### The input
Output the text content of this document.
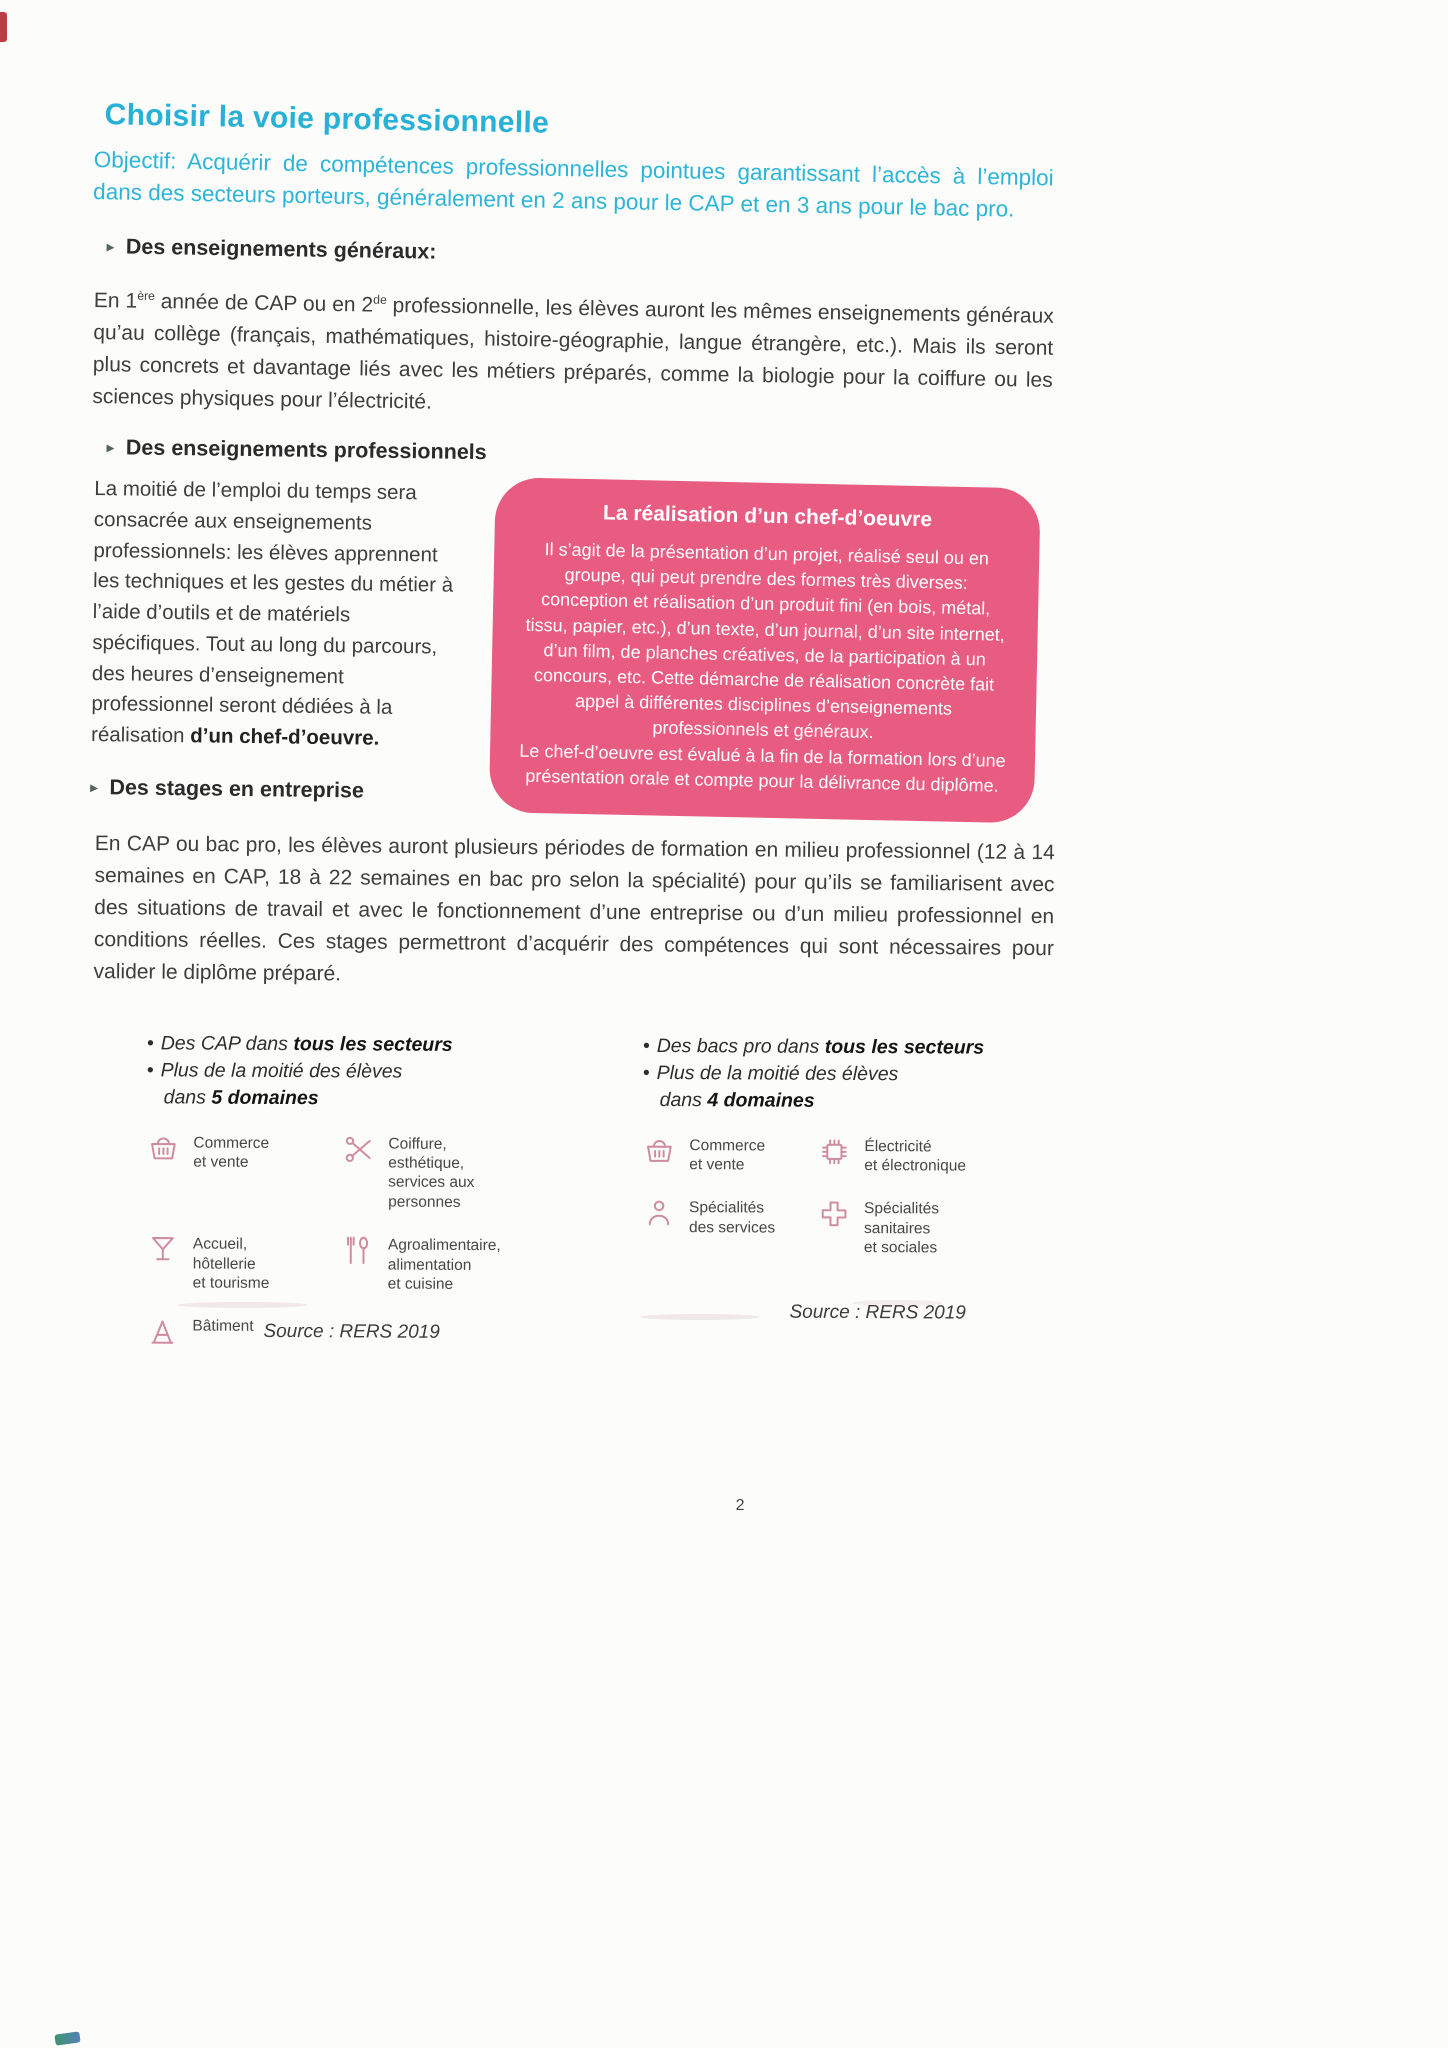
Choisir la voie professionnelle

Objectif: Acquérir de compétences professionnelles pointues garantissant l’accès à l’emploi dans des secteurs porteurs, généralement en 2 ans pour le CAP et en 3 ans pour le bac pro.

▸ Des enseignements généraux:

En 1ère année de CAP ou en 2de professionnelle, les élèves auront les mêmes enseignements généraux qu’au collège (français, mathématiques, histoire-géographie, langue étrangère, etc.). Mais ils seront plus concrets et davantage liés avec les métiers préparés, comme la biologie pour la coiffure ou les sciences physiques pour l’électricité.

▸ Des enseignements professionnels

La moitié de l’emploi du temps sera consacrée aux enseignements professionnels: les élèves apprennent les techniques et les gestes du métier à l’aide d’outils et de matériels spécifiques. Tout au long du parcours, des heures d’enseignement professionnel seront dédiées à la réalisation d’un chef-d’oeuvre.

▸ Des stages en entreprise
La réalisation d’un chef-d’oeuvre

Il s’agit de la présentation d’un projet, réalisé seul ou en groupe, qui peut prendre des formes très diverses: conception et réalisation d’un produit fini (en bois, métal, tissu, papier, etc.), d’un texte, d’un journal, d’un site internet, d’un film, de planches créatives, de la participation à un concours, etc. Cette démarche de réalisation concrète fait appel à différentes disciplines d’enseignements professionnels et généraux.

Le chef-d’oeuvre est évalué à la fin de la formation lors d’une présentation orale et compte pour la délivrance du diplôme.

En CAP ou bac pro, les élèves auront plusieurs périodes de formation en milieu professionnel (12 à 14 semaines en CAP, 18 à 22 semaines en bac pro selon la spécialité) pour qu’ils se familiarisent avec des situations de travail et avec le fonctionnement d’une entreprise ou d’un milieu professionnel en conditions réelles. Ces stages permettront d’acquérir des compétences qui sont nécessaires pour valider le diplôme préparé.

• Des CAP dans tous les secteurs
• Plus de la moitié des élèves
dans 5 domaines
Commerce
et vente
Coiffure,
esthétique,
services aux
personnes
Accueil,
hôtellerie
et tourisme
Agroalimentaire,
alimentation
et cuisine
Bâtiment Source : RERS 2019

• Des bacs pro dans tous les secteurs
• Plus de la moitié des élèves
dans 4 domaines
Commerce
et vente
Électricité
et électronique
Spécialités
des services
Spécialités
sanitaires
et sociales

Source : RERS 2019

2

### What you will do
Transcribe the listing in full and omit the pictures.

### Solution for this problem
Output the text content of this document.
Choisir la voie professionnelle

Objectif: Acquérir de compétences professionnelles pointues garantissant l’accès à l’emploi dans des secteurs porteurs, généralement en 2 ans pour le CAP et en 3 ans pour le bac pro.

▸ Des enseignements généraux:

En 1ère année de CAP ou en 2de professionnelle, les élèves auront les mêmes enseignements généraux qu’au collège (français, mathématiques, histoire-géographie, langue étrangère, etc.). Mais ils seront plus concrets et davantage liés avec les métiers préparés, comme la biologie pour la coiffure ou les sciences physiques pour l’électricité.

▸ Des enseignements professionnels

La moitié de l’emploi du temps sera consacrée aux enseignements professionnels: les élèves apprennent les techniques et les gestes du métier à l’aide d’outils et de matériels spécifiques. Tout au long du parcours, des heures d’enseignement professionnel seront dédiées à la réalisation d’un chef-d’oeuvre.

▸ Des stages en entreprise
La réalisation d’un chef-d’oeuvre

Il s’agit de la présentation d’un projet, réalisé seul ou en groupe, qui peut prendre des formes très diverses: conception et réalisation d’un produit fini (en bois, métal, tissu, papier, etc.), d’un texte, d’un journal, d’un site internet, d’un film, de planches créatives, de la participation à un concours, etc. Cette démarche de réalisation concrète fait appel à différentes disciplines d’enseignements professionnels et généraux.

Le chef-d’oeuvre est évalué à la fin de la formation lors d’une présentation orale et compte pour la délivrance du diplôme.

En CAP ou bac pro, les élèves auront plusieurs périodes de formation en milieu professionnel (12 à 14 semaines en CAP, 18 à 22 semaines en bac pro selon la spécialité) pour qu’ils se familiarisent avec des situations de travail et avec le fonctionnement d’une entreprise ou d’un milieu professionnel en conditions réelles. Ces stages permettront d’acquérir des compétences qui sont nécessaires pour valider le diplôme préparé.

• Des CAP dans tous les secteurs
• Plus de la moitié des élèves
dans 5 domaines
Commerce
et vente
Coiffure,
esthétique,
services aux
personnes
Accueil,
hôtellerie
et tourisme
Agroalimentaire,
alimentation
et cuisine
Bâtiment Source : RERS 2019

• Des bacs pro dans tous les secteurs
• Plus de la moitié des élèves
dans 4 domaines
Commerce
et vente
Électricité
et électronique
Spécialités
des services
Spécialités
sanitaires
et sociales

Source : RERS 2019

2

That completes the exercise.